*TASK PROMPT*.
Restate the data exactly as given and keep the pictures out.

*-*-*

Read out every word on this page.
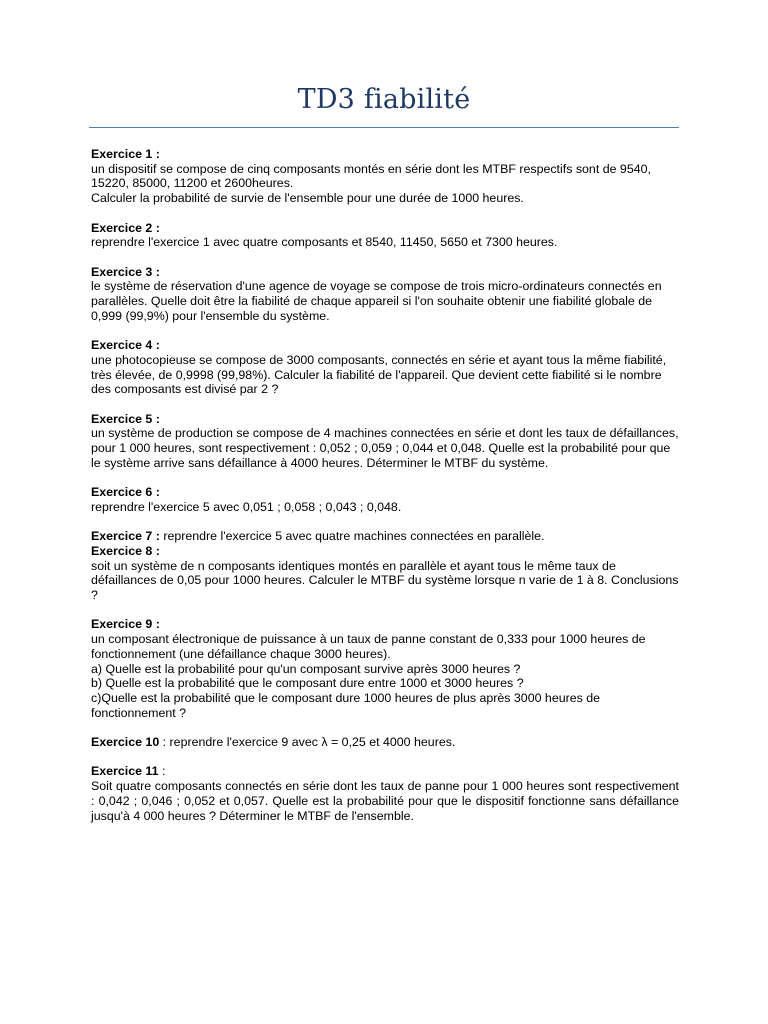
TD3 fiabilité

Exercice 1 :

un dispositif se compose de cinq composants montés en série dont les MTBF respectifs sont de 9540, 15220, 85000, 11200 et 2600heures.

Calculer la probabilité de survie de l'ensemble pour une durée de 1000 heures.

Exercice 2 :

reprendre l'exercice 1 avec quatre composants et 8540, 11450, 5650 et 7300 heures.

Exercice 3 :

le système de réservation d'une agence de voyage se compose de trois micro-ordinateurs connectés en parallèles. Quelle doit être la fiabilité de chaque appareil si l'on souhaite obtenir une fiabilité globale de 0,999 (99,9%) pour l'ensemble du système.

Exercice 4 :

une photocopieuse se compose de 3000 composants, connectés en série et ayant tous la même fiabilité, très élevée, de 0,9998 (99,98%). Calculer la fiabilité de l'appareil. Que devient cette fiabilité si le nombre des composants est divisé par 2 ?

Exercice 5 :

un système de production se compose de 4 machines connectées en série et dont les taux de défaillances, pour 1 000 heures, sont respectivement : 0,052 ; 0,059 ; 0,044 et 0,048. Quelle est la probabilité pour que le système arrive sans défaillance à 4000 heures. Déterminer le MTBF du système.

Exercice 6 :

reprendre l'exercice 5 avec 0,051 ; 0,058 ; 0,043 ; 0,048.

Exercice 7 : reprendre l'exercice 5 avec quatre machines connectées en parallèle.

Exercice 8 :

soit un système de n composants identiques montés en parallèle et ayant tous le même taux de défaillances de 0,05 pour 1000 heures. Calculer le MTBF du système lorsque n varie de 1 à 8. Conclusions ?

Exercice 9 :

un composant électronique de puissance à un taux de panne constant de 0,333 pour 1000 heures de fonctionnement (une défaillance chaque 3000 heures).

a) Quelle est la probabilité pour qu'un composant survive après 3000 heures ?

b) Quelle est la probabilité que le composant dure entre 1000 et 3000 heures ?

c)Quelle est la probabilité que le composant dure 1000 heures de plus après 3000 heures de fonctionnement ?

Exercice 10 : reprendre l'exercice 9 avec λ = 0,25 et 4000 heures.

Exercice 11 :

Soit quatre composants connectés en série dont les taux de panne pour 1 000 heures sont respectivement : 0,042 ; 0,046 ; 0,052 et 0,057. Quelle est la probabilité pour que le dispositif fonctionne sans défaillance jusqu'à 4 000 heures ? Déterminer le MTBF de l'ensemble.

*-*-*

*COMPLETED EXERCISE*.
Read out every word on this page.
TD3 fiabilité

Exercice 1 :

un dispositif se compose de cinq composants montés en série dont les MTBF respectifs sont de 9540, 15220, 85000, 11200 et 2600heures.

Calculer la probabilité de survie de l'ensemble pour une durée de 1000 heures.

Exercice 2 :

reprendre l'exercice 1 avec quatre composants et 8540, 11450, 5650 et 7300 heures.

Exercice 3 :

le système de réservation d'une agence de voyage se compose de trois micro-ordinateurs connectés en parallèles. Quelle doit être la fiabilité de chaque appareil si l'on souhaite obtenir une fiabilité globale de 0,999 (99,9%) pour l'ensemble du système.

Exercice 4 :

une photocopieuse se compose de 3000 composants, connectés en série et ayant tous la même fiabilité, très élevée, de 0,9998 (99,98%). Calculer la fiabilité de l'appareil. Que devient cette fiabilité si le nombre des composants est divisé par 2 ?

Exercice 5 :

un système de production se compose de 4 machines connectées en série et dont les taux de défaillances, pour 1 000 heures, sont respectivement : 0,052 ; 0,059 ; 0,044 et 0,048. Quelle est la probabilité pour que le système arrive sans défaillance à 4000 heures. Déterminer le MTBF du système.

Exercice 6 :

reprendre l'exercice 5 avec 0,051 ; 0,058 ; 0,043 ; 0,048.

Exercice 7 : reprendre l'exercice 5 avec quatre machines connectées en parallèle.

Exercice 8 :

soit un système de n composants identiques montés en parallèle et ayant tous le même taux de défaillances de 0,05 pour 1000 heures. Calculer le MTBF du système lorsque n varie de 1 à 8. Conclusions ?

Exercice 9 :

un composant électronique de puissance à un taux de panne constant de 0,333 pour 1000 heures de fonctionnement (une défaillance chaque 3000 heures).

a) Quelle est la probabilité pour qu'un composant survive après 3000 heures ?

b) Quelle est la probabilité que le composant dure entre 1000 et 3000 heures ?

c)Quelle est la probabilité que le composant dure 1000 heures de plus après 3000 heures de fonctionnement ?

Exercice 10 : reprendre l'exercice 9 avec λ = 0,25 et 4000 heures.

Exercice 11 :

Soit quatre composants connectés en série dont les taux de panne pour 1 000 heures sont respectivement : 0,042 ; 0,046 ; 0,052 et 0,057. Quelle est la probabilité pour que le dispositif fonctionne sans défaillance jusqu'à 4 000 heures ? Déterminer le MTBF de l'ensemble.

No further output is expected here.